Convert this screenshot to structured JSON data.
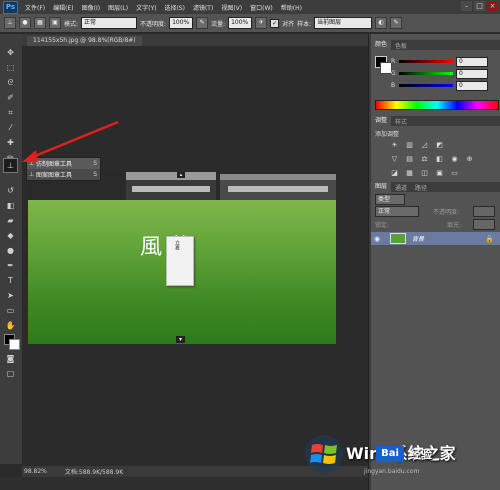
{
  "menubar": {
    "logo": "Ps",
    "items": [
      "文件(F)",
      "编辑(E)",
      "图像(I)",
      "图层(L)",
      "文字(Y)",
      "选择(S)",
      "滤镜(T)",
      "视图(V)",
      "窗口(W)",
      "帮助(H)"
    ],
    "window_controls": [
      "–",
      "□",
      "×"
    ]
  },
  "options_bar": {
    "mode_label": "模式:",
    "mode_value": "正常",
    "opacity_label": "不透明度:",
    "opacity_value": "100%",
    "flow_label": "流量:",
    "flow_value": "100%",
    "aligned_label": "对齐",
    "sample_label": "样本:",
    "sample_value": "当前图层"
  },
  "document": {
    "tab_label": "114155x5h.jpg @ 98.8%(RGB/8#)",
    "calligraphy": "風 薫",
    "card_text": "立夏"
  },
  "flyout": {
    "items": [
      {
        "label": "仿制图章工具",
        "shortcut": "S"
      },
      {
        "label": "图案图章工具",
        "shortcut": "S"
      }
    ]
  },
  "status": {
    "zoom": "98.82%",
    "doc_size": "文档:588.9K/588.9K"
  },
  "panels": {
    "color_tabs": [
      "颜色",
      "色板"
    ],
    "rgb": [
      {
        "channel": "R",
        "value": "0"
      },
      {
        "channel": "G",
        "value": "0"
      },
      {
        "channel": "B",
        "value": "0"
      }
    ],
    "adjust_tabs": [
      "调整",
      "样式"
    ],
    "adjust_title": "添加调整",
    "layer_tabs": [
      "图层",
      "通道",
      "路径"
    ],
    "layer_kind": "类型",
    "blend_mode": "正常",
    "opacity_label": "不透明度:",
    "lock_label": "锁定:",
    "fill_label": "填充:",
    "layer_name": "背景"
  },
  "watermark": {
    "brand": "Win7系统之家",
    "baidu": "Bai",
    "jingyan": "经验",
    "site": "jingyan.baidu.com"
  },
  "colors": {
    "menubar": "#3c3c3c",
    "panel": "#535353",
    "accent_arrow": "#e02020",
    "layer_selected": "#6a7aa0"
  }
}
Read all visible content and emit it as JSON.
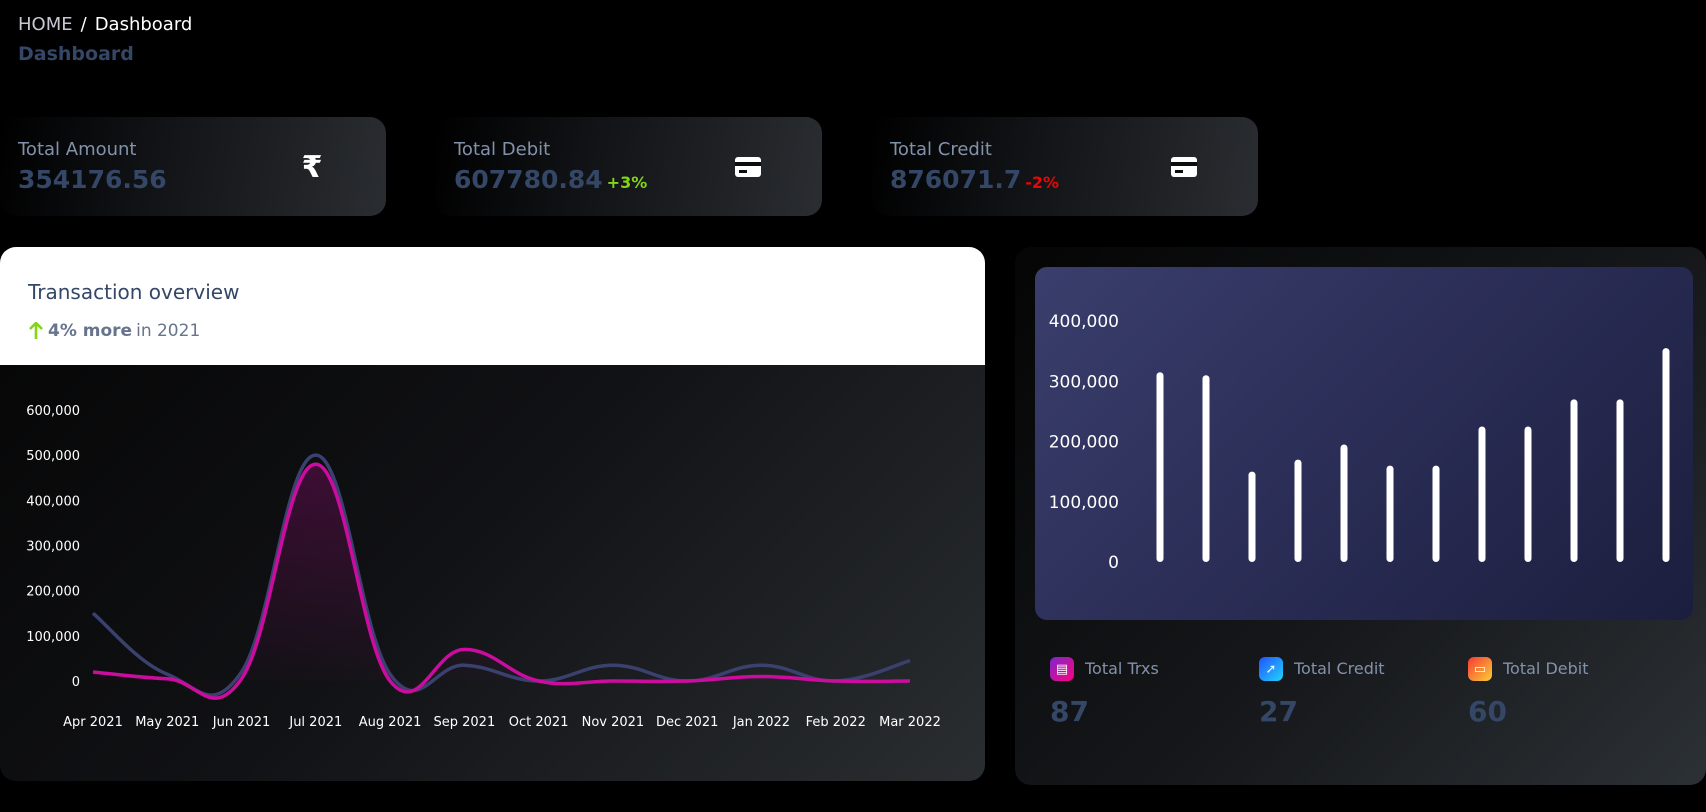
{
  "breadcrumb": {
    "home": "HOME",
    "sep": "/",
    "current": "Dashboard"
  },
  "page_title": "Dashboard",
  "stats": [
    {
      "label": "Total Amount",
      "value": "354176.56",
      "pct": "",
      "pct_color": "",
      "icon": "rupee-icon"
    },
    {
      "label": "Total Debit",
      "value": "607780.84",
      "pct": "+3%",
      "pct_color": "#82d616",
      "icon": "credit-card-icon"
    },
    {
      "label": "Total Credit",
      "value": "876071.7",
      "pct": "-2%",
      "pct_color": "#ea0606",
      "icon": "credit-card-icon"
    }
  ],
  "transaction": {
    "title": "Transaction overview",
    "sub_bold": "4% more",
    "sub_rest": "in 2021"
  },
  "mini_stats": [
    {
      "label": "Total Trxs",
      "value": "87",
      "color": "#d91cc9",
      "icon": "document-icon"
    },
    {
      "label": "Total Credit",
      "value": "27",
      "color": "#2196f3",
      "icon": "rocket-icon"
    },
    {
      "label": "Total Debit",
      "value": "60",
      "color": "#f5893a",
      "icon": "card-icon"
    }
  ],
  "chart_data": [
    {
      "type": "line",
      "x": [
        "Apr 2021",
        "May 2021",
        "Jun 2021",
        "Jul 2021",
        "Aug 2021",
        "Sep 2021",
        "Oct 2021",
        "Nov 2021",
        "Dec 2021",
        "Jan 2022",
        "Feb 2022",
        "Mar 2022"
      ],
      "ylim": [
        0,
        600000
      ],
      "yticks": [
        "600,000",
        "500,000",
        "400,000",
        "300,000",
        "200,000",
        "100,000",
        "0"
      ],
      "yticks_values": [
        600000,
        500000,
        400000,
        300000,
        200000,
        100000,
        0
      ],
      "series": [
        {
          "color": "#3a416f",
          "values": [
            150000,
            15000,
            20000,
            500000,
            15000,
            35000,
            0,
            35000,
            0,
            35000,
            0,
            45000
          ]
        },
        {
          "color": "#cb0c9f",
          "values": [
            20000,
            5000,
            5000,
            480000,
            0,
            70000,
            0,
            0,
            0,
            10000,
            0,
            0
          ]
        }
      ]
    },
    {
      "type": "bar",
      "ylim": [
        0,
        400000
      ],
      "yticks": [
        "400,000",
        "300,000",
        "200,000",
        "100,000",
        "0"
      ],
      "yticks_values": [
        400000,
        300000,
        200000,
        100000,
        0
      ],
      "values": [
        315000,
        310000,
        150000,
        170000,
        195000,
        160000,
        160000,
        225000,
        225000,
        270000,
        270000,
        355000
      ],
      "color": "#ffffff"
    }
  ]
}
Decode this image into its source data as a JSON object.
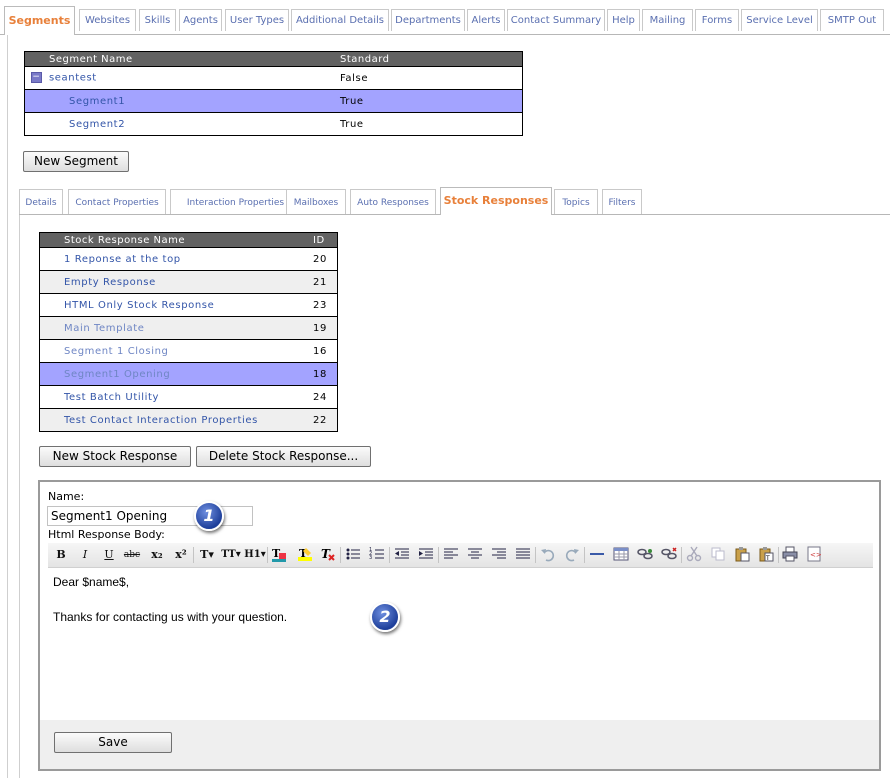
{
  "top_tabs": [
    "Segments",
    "Websites",
    "Skills",
    "Agents",
    "User Types",
    "Additional Details",
    "Departments",
    "Alerts",
    "Contact Summary",
    "Help",
    "Mailing",
    "Forms",
    "Service Level",
    "SMTP Out"
  ],
  "segments_table": {
    "headers": [
      "Segment Name",
      "Standard"
    ],
    "rows": [
      {
        "name": "seantest",
        "standard": "False"
      },
      {
        "name": "Segment1",
        "standard": "True"
      },
      {
        "name": "Segment2",
        "standard": "True"
      }
    ]
  },
  "new_segment_label": "New Segment",
  "sub_tabs": [
    "Details",
    "Contact Properties",
    "Interaction Properties",
    "Mailboxes",
    "Auto Responses",
    "Stock Responses",
    "Topics",
    "Filters"
  ],
  "stock_table": {
    "headers": [
      "Stock Response Name",
      "ID"
    ],
    "rows": [
      {
        "name": "1 Reponse at the top",
        "id": "20"
      },
      {
        "name": "Empty Response",
        "id": "21"
      },
      {
        "name": "HTML Only Stock Response",
        "id": "23"
      },
      {
        "name": "Main Template",
        "id": "19"
      },
      {
        "name": "Segment 1 Closing",
        "id": "16"
      },
      {
        "name": "Segment1 Opening",
        "id": "18"
      },
      {
        "name": "Test Batch Utility",
        "id": "24"
      },
      {
        "name": "Test Contact Interaction Properties",
        "id": "22"
      }
    ]
  },
  "new_stock_label": "New Stock Response",
  "delete_stock_label": "Delete Stock Response...",
  "editor": {
    "name_label": "Name:",
    "name_value": "Segment1 Opening",
    "body_label": "Html Response Body:",
    "body_line1": "Dear $name$,",
    "body_line2": "Thanks for contacting us with your question.",
    "save_label": "Save"
  },
  "toolbar": {
    "bold": "B",
    "italic": "I",
    "underline": "U",
    "strike": "abc",
    "subscript": "x₂",
    "superscript": "x²",
    "font_size": "T▾",
    "font_family": "TT▾",
    "heading": "H1▾"
  },
  "markers": [
    "1",
    "2"
  ],
  "colors": {
    "active_tab": "#e8803a",
    "link": "#3355a8",
    "selected_row": "#a3a3ff",
    "header": "#626262"
  }
}
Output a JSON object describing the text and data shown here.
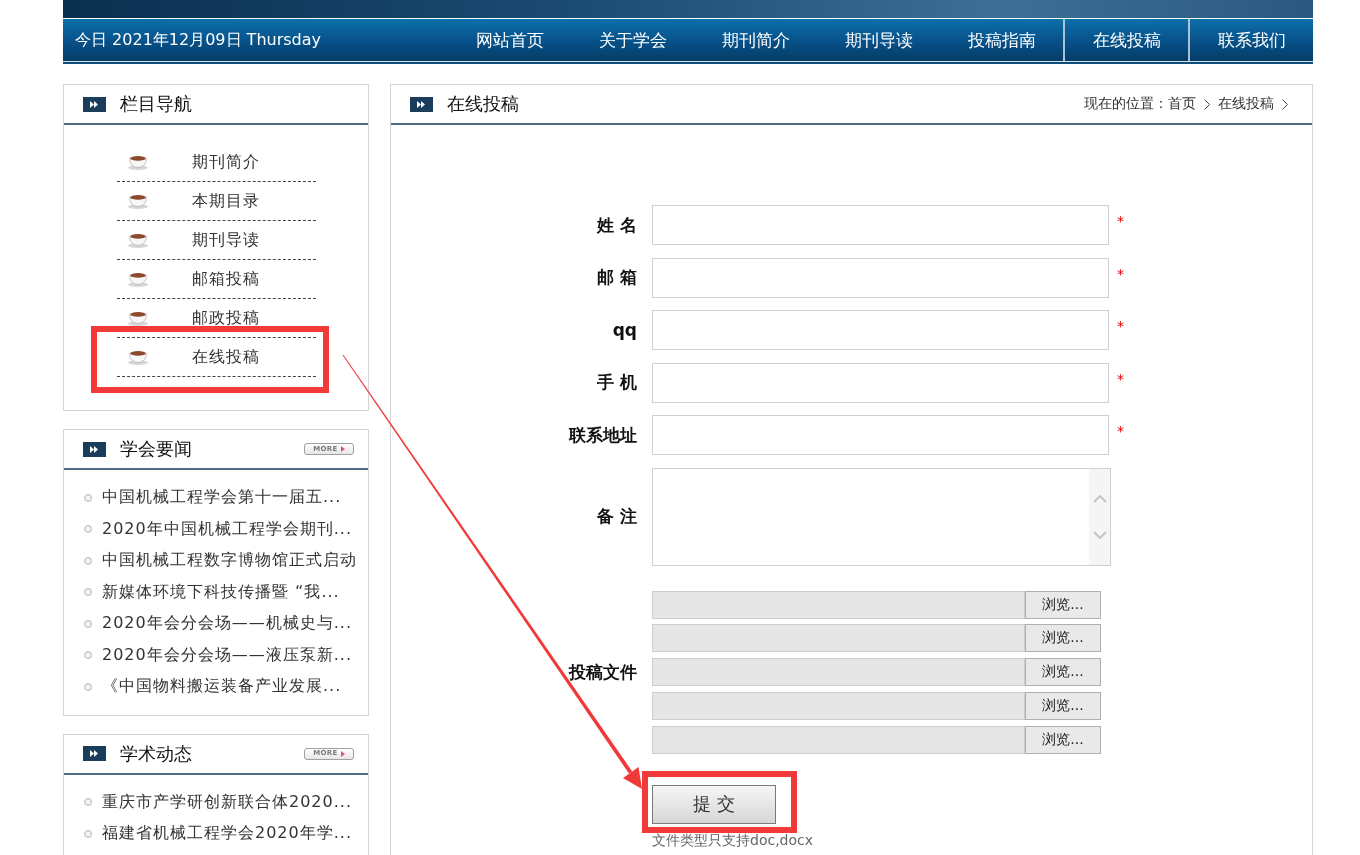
{
  "header": {
    "date": "今日 2021年12月09日 Thursday",
    "nav": [
      {
        "label": "网站首页",
        "selected": false
      },
      {
        "label": "关于学会",
        "selected": false
      },
      {
        "label": "期刊简介",
        "selected": false
      },
      {
        "label": "期刊导读",
        "selected": false
      },
      {
        "label": "投稿指南",
        "selected": false
      },
      {
        "label": "在线投稿",
        "selected": true
      },
      {
        "label": "联系我们",
        "selected": false
      }
    ]
  },
  "sidebar": {
    "panels": [
      {
        "title": "栏目导航",
        "kind": "menu",
        "items": [
          {
            "label": "期刊简介",
            "highlighted": false
          },
          {
            "label": "本期目录",
            "highlighted": false
          },
          {
            "label": "期刊导读",
            "highlighted": false
          },
          {
            "label": "邮箱投稿",
            "highlighted": false
          },
          {
            "label": "邮政投稿",
            "highlighted": false
          },
          {
            "label": "在线投稿",
            "highlighted": true
          }
        ]
      },
      {
        "title": "学会要闻",
        "kind": "news",
        "more": "MORE",
        "items": [
          "中国机械工程学会第十一届五...",
          "2020年中国机械工程学会期刊...",
          "中国机械工程数字博物馆正式启动",
          "新媒体环境下科技传播暨 “我...",
          "2020年会分会场——机械史与...",
          "2020年会分会场——液压泵新...",
          "《中国物料搬运装备产业发展..."
        ]
      },
      {
        "title": "学术动态",
        "kind": "news",
        "more": "MORE",
        "items": [
          "重庆市产学研创新联合体2020...",
          "福建省机械工程学会2020年学..."
        ]
      }
    ]
  },
  "main": {
    "title": "在线投稿",
    "breadcrumb": {
      "label": "现在的位置：",
      "items": [
        "首页",
        "在线投稿"
      ]
    },
    "form": {
      "fields": [
        {
          "label": "姓 名",
          "kind": "text",
          "required_mark": "*"
        },
        {
          "label": "邮 箱",
          "kind": "text",
          "required_mark": "*"
        },
        {
          "label": "qq",
          "kind": "text",
          "required_mark": "*"
        },
        {
          "label": "手 机",
          "kind": "text",
          "required_mark": "*"
        },
        {
          "label": "联系地址",
          "kind": "text",
          "required_mark": "*"
        },
        {
          "label": "备 注",
          "kind": "textarea"
        }
      ],
      "files": {
        "label": "投稿文件",
        "inputs": [
          {
            "button": "浏览..."
          },
          {
            "button": "浏览..."
          },
          {
            "button": "浏览..."
          },
          {
            "button": "浏览..."
          },
          {
            "button": "浏览..."
          }
        ]
      },
      "submit": {
        "label": "提 交",
        "highlighted": true
      },
      "note": "文件类型只支持doc,docx"
    }
  },
  "annotation_arrow": true
}
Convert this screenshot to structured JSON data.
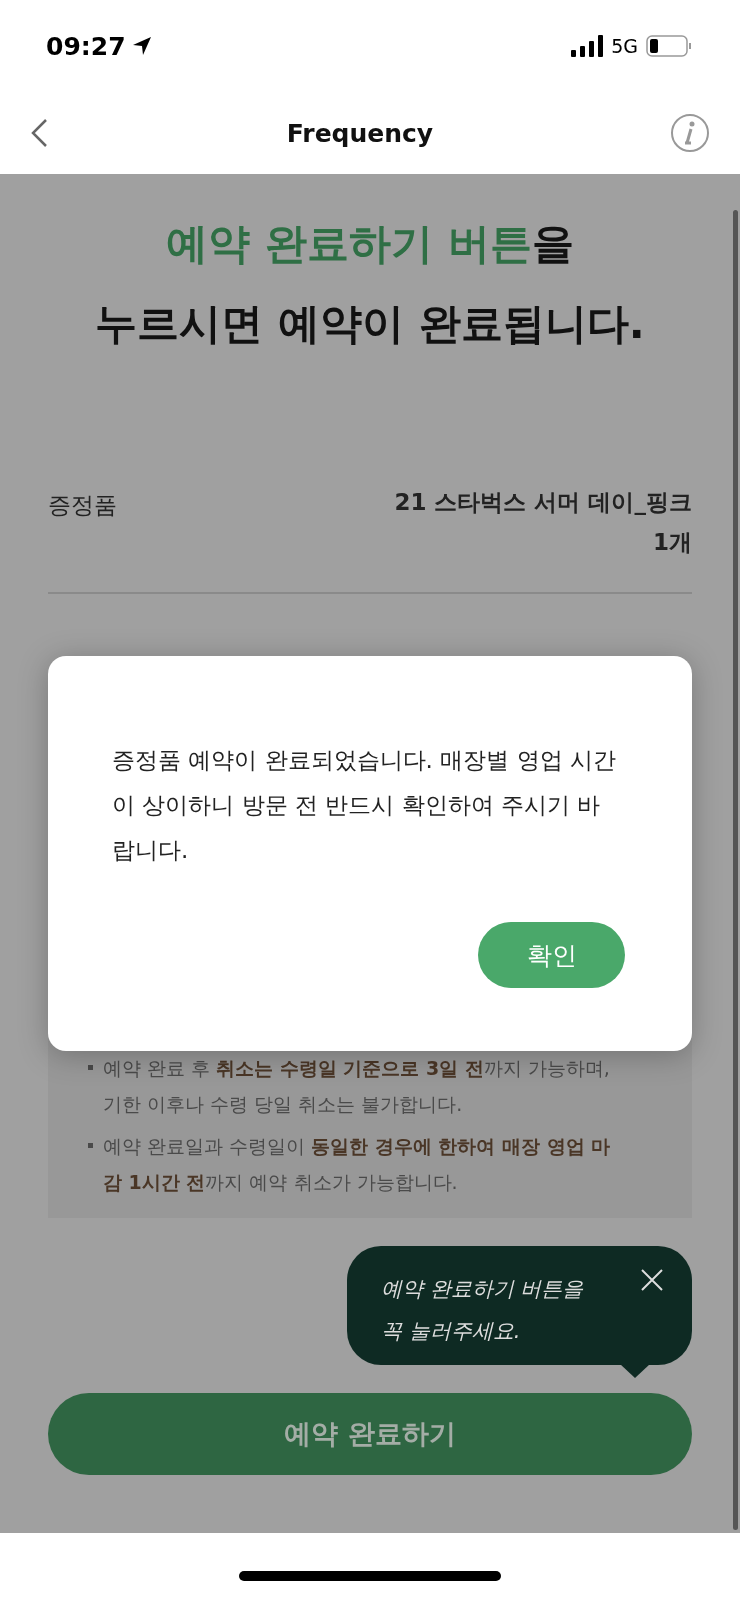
{
  "status_bar": {
    "time": "09:27",
    "network": "5G"
  },
  "nav": {
    "title": "Frequency"
  },
  "headline": {
    "highlight": "예약 완료하기 버튼",
    "rest": "을",
    "line2": "누르시면 예약이 완료됩니다."
  },
  "details": [
    {
      "label": "증정품",
      "value_lines": [
        "21 스타벅스 서머 데이_핑크",
        "1개"
      ]
    }
  ],
  "notes": [
    {
      "text": "예약 완료 후 **취소는 수령일 기준으로 3일 전**까지 가능하며, 기한 이후나 수령 당일 취소는 불가합니다."
    },
    {
      "text": "예약 완료일과 수령일이 **동일한 경우에 한하여 매장 영업 마감 1시간 전**까지 예약 취소가 가능합니다."
    }
  ],
  "tooltip": {
    "text": "예약 완료하기 버튼을 꼭 눌러주세요."
  },
  "cta": {
    "label": "예약 완료하기"
  },
  "modal": {
    "message": "증정품 예약이 완료되었습니다. 매장별 영업 시간이 상이하니 방문 전 반드시 확인하여 주시기 바랍니다.",
    "confirm": "확인"
  }
}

##############################

Exercise description: Search the entries for the word "icon" and copy every line that has it.

Reply to the task:
      "icon": "rupee-icon"
      "icon": "credit-card-icon"
      "icon": "credit-card-icon"
      "icon": "document-icon"
      "icon": "rocket-icon"
      "icon": "card-icon"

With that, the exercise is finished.